* Written problem
Find every line with the word "this". Copy those lines.
----- Exercise inputs -----
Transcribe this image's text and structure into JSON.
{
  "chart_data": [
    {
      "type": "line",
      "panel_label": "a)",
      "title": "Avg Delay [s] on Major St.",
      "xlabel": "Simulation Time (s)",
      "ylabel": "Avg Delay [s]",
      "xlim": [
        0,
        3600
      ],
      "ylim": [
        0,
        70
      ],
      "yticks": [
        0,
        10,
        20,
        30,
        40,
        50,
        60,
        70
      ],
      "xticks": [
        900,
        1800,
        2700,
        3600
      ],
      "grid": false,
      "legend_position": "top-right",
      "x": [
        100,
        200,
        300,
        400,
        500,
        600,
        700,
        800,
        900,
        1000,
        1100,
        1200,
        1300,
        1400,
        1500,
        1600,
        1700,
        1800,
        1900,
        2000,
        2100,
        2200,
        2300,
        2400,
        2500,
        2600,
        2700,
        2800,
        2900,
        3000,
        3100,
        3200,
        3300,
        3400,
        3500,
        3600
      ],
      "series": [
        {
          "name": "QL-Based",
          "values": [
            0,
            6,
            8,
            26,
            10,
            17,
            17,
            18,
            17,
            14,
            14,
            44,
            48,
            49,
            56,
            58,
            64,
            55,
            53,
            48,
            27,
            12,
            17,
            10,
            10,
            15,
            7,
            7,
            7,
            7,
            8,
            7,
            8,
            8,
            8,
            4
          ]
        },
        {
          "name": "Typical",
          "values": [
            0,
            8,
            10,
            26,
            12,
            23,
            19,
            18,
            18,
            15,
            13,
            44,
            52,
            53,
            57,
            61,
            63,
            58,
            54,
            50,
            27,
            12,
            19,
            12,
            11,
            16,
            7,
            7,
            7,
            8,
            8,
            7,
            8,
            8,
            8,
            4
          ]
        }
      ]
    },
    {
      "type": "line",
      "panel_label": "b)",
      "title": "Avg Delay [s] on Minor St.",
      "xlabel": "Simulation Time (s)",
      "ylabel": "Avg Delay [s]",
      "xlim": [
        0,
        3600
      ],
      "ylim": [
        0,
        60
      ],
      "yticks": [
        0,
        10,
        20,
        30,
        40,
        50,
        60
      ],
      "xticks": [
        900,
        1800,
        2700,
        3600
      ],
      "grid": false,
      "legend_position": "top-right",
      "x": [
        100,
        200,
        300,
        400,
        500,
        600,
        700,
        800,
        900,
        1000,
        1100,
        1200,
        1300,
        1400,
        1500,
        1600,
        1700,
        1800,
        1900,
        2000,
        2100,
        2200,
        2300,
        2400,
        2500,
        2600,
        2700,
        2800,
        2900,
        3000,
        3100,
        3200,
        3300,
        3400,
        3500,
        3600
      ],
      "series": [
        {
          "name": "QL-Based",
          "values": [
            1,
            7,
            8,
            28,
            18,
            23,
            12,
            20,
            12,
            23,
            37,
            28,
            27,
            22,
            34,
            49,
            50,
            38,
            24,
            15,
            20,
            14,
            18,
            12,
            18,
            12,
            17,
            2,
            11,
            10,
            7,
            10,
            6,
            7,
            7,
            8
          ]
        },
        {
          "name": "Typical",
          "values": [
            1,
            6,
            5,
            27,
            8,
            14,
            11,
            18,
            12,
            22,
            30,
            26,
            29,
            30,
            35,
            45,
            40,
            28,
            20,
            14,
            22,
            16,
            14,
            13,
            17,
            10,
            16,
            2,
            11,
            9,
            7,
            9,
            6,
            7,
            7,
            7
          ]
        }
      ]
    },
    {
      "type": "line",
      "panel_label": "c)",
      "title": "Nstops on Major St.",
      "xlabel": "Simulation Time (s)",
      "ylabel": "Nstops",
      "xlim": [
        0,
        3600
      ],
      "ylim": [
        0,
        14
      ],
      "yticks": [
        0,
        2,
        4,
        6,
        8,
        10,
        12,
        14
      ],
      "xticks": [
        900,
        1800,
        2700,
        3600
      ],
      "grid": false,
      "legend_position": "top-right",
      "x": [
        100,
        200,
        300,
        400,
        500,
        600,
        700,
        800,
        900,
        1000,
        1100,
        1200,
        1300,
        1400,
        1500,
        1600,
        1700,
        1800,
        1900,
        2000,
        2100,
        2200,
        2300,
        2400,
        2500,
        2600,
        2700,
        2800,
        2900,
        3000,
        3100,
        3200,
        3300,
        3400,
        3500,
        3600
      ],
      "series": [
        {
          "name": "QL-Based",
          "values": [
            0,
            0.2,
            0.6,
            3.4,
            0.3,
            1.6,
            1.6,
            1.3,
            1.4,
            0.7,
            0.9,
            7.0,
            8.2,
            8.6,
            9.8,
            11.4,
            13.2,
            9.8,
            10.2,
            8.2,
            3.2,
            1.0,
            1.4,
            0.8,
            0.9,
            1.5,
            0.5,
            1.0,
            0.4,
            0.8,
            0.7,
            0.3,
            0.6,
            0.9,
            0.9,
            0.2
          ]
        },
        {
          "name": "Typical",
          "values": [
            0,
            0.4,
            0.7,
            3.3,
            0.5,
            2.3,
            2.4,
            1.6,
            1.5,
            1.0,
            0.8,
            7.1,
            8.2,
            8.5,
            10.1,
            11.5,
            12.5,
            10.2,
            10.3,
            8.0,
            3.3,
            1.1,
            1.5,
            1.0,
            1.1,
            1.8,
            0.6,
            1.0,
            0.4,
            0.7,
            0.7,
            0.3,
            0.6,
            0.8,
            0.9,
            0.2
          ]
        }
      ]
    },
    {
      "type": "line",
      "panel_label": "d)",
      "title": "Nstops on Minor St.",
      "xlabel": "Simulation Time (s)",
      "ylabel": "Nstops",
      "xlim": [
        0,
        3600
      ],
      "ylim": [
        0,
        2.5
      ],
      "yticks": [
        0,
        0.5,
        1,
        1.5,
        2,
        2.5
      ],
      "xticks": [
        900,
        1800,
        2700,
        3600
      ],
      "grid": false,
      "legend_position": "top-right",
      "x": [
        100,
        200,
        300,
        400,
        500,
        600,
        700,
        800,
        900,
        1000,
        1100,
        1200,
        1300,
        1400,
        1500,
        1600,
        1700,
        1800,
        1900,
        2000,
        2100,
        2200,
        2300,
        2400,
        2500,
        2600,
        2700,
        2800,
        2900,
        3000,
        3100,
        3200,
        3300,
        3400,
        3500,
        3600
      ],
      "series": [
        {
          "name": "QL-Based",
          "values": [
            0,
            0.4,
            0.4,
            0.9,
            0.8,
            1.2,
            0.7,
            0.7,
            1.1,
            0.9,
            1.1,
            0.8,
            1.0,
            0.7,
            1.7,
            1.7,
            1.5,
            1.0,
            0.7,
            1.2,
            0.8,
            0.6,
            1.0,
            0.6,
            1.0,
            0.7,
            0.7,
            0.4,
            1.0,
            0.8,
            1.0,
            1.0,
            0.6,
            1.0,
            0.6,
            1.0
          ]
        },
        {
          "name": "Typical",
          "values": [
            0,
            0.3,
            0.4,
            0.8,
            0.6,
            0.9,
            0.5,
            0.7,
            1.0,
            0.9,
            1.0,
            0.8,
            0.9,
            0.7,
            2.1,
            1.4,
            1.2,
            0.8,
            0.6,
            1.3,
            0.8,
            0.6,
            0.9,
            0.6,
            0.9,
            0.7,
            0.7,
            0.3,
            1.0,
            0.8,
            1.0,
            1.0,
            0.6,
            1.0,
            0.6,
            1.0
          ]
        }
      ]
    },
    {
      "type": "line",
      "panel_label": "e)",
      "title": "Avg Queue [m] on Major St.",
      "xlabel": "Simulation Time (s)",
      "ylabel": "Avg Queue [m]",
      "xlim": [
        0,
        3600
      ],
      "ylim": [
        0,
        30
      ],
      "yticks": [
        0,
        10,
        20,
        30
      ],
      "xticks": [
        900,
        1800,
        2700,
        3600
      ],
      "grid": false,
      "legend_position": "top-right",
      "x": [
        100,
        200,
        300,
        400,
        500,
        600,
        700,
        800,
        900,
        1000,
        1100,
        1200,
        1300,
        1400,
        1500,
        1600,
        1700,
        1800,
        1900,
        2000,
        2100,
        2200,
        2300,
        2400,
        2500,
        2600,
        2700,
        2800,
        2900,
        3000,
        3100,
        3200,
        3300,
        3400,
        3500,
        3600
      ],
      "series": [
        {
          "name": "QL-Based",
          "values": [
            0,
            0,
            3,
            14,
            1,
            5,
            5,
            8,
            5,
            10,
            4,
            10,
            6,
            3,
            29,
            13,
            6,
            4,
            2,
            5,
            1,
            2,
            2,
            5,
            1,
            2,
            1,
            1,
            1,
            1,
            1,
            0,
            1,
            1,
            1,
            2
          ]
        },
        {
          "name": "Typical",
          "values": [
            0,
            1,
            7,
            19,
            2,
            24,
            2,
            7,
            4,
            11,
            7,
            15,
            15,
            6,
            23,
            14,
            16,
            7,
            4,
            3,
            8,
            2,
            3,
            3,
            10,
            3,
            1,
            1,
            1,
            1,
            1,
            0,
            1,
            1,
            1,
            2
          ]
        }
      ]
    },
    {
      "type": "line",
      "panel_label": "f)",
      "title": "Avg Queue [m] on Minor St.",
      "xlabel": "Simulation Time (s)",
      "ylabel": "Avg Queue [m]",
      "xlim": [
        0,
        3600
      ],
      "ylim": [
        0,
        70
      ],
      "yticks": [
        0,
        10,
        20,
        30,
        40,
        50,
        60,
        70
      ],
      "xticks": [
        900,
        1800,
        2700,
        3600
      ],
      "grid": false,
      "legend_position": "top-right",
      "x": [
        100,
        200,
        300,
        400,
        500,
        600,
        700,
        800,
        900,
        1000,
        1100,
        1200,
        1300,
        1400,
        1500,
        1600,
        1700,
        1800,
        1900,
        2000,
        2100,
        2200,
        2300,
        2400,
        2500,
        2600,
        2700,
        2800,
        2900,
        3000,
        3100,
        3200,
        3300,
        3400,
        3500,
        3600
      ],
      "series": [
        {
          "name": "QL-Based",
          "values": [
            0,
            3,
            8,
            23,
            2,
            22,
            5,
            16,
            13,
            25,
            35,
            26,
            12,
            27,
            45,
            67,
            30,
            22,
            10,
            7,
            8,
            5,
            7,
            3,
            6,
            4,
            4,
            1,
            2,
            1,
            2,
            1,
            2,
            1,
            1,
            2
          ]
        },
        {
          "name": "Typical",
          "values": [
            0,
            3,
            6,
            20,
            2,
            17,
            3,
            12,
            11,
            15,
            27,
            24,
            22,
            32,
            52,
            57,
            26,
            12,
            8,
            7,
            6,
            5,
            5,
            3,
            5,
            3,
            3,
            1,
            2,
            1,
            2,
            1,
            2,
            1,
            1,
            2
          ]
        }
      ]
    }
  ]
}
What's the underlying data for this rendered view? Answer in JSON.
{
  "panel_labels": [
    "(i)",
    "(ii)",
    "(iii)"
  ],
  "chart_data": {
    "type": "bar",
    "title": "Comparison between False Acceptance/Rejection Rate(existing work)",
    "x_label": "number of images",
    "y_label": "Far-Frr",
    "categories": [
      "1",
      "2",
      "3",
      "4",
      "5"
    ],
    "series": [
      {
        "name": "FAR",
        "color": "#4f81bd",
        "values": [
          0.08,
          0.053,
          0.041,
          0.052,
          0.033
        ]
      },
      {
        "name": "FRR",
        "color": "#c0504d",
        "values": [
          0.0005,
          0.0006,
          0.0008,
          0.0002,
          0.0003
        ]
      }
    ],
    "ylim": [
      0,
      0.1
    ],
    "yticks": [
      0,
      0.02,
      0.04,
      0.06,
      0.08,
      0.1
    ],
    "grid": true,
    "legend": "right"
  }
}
-----
* Correct answer
Transcribe this image's text and structure into JSON.
What's the underlying data for this rendered view? Answer in JSON.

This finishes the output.